### TASK DETAILS:
Only lines holding the word "двумя" should be copied from the material.

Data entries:
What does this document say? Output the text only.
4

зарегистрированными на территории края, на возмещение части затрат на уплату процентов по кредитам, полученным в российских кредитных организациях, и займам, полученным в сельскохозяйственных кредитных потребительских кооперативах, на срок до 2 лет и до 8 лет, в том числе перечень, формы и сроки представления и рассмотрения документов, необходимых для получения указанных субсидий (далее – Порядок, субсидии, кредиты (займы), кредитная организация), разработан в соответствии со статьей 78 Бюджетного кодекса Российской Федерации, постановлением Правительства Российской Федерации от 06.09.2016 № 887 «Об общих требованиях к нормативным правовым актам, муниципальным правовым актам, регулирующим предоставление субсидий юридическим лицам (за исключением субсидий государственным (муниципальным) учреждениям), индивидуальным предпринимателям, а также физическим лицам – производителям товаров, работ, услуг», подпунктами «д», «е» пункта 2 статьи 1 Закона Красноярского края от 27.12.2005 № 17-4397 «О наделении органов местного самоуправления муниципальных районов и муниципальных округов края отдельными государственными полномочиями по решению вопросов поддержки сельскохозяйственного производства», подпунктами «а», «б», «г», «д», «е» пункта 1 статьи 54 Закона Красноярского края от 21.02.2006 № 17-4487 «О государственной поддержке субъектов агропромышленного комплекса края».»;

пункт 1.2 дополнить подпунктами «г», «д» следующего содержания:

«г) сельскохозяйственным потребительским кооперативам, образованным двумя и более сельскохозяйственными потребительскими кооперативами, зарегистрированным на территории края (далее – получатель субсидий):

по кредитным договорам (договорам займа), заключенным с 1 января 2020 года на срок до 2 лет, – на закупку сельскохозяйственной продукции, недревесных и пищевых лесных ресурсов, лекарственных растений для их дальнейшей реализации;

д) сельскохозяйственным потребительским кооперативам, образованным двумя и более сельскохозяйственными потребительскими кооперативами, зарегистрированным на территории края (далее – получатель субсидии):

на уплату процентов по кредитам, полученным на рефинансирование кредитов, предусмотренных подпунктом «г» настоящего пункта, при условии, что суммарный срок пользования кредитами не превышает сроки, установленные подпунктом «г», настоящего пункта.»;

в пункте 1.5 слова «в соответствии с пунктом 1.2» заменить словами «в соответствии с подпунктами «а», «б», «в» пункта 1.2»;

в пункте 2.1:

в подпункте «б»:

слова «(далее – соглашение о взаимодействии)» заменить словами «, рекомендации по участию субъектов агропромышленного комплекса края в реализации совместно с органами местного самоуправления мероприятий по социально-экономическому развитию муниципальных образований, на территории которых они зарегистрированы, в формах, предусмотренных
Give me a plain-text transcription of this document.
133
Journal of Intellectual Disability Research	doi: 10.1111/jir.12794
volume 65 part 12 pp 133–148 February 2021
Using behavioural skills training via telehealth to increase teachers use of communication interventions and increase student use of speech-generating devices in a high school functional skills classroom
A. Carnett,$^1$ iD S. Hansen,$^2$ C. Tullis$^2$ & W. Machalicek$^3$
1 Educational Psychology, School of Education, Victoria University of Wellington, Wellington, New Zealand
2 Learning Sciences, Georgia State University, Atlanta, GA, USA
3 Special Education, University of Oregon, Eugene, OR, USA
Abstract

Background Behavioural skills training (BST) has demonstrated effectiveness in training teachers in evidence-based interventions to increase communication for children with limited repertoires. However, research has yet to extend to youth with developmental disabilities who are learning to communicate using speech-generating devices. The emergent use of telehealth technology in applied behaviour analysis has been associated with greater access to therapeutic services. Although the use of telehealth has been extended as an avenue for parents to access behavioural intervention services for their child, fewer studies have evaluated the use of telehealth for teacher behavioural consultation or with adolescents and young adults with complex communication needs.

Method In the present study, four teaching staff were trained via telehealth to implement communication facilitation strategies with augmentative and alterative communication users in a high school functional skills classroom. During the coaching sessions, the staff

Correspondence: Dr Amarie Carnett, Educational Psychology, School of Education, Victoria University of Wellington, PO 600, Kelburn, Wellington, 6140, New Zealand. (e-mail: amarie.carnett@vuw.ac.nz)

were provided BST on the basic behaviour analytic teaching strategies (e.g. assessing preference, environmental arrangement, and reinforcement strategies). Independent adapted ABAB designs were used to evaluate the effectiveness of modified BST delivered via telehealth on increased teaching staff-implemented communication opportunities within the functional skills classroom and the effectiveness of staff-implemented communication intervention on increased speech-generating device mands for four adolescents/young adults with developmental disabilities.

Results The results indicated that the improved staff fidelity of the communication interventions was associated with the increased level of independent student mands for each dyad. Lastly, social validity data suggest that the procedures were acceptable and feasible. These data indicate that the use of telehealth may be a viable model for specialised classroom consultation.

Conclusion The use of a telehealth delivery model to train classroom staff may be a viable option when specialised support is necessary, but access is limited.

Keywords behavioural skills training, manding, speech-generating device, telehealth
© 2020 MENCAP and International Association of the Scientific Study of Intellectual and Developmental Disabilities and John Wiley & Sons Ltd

### FINISHED EXERCISE:
«г) сельскохозяйственным потребительским кооперативам, образованным двумя и более сельскохозяйственными потребительскими кооперативами, зарегистрированным на территории края (далее – получатель субсидий):
д) сельскохозяйственным потребительским кооперативам, образованным двумя и более сельскохозяйственными потребительскими кооперативами, зарегистрированным на территории края (далее – получатель субсидии):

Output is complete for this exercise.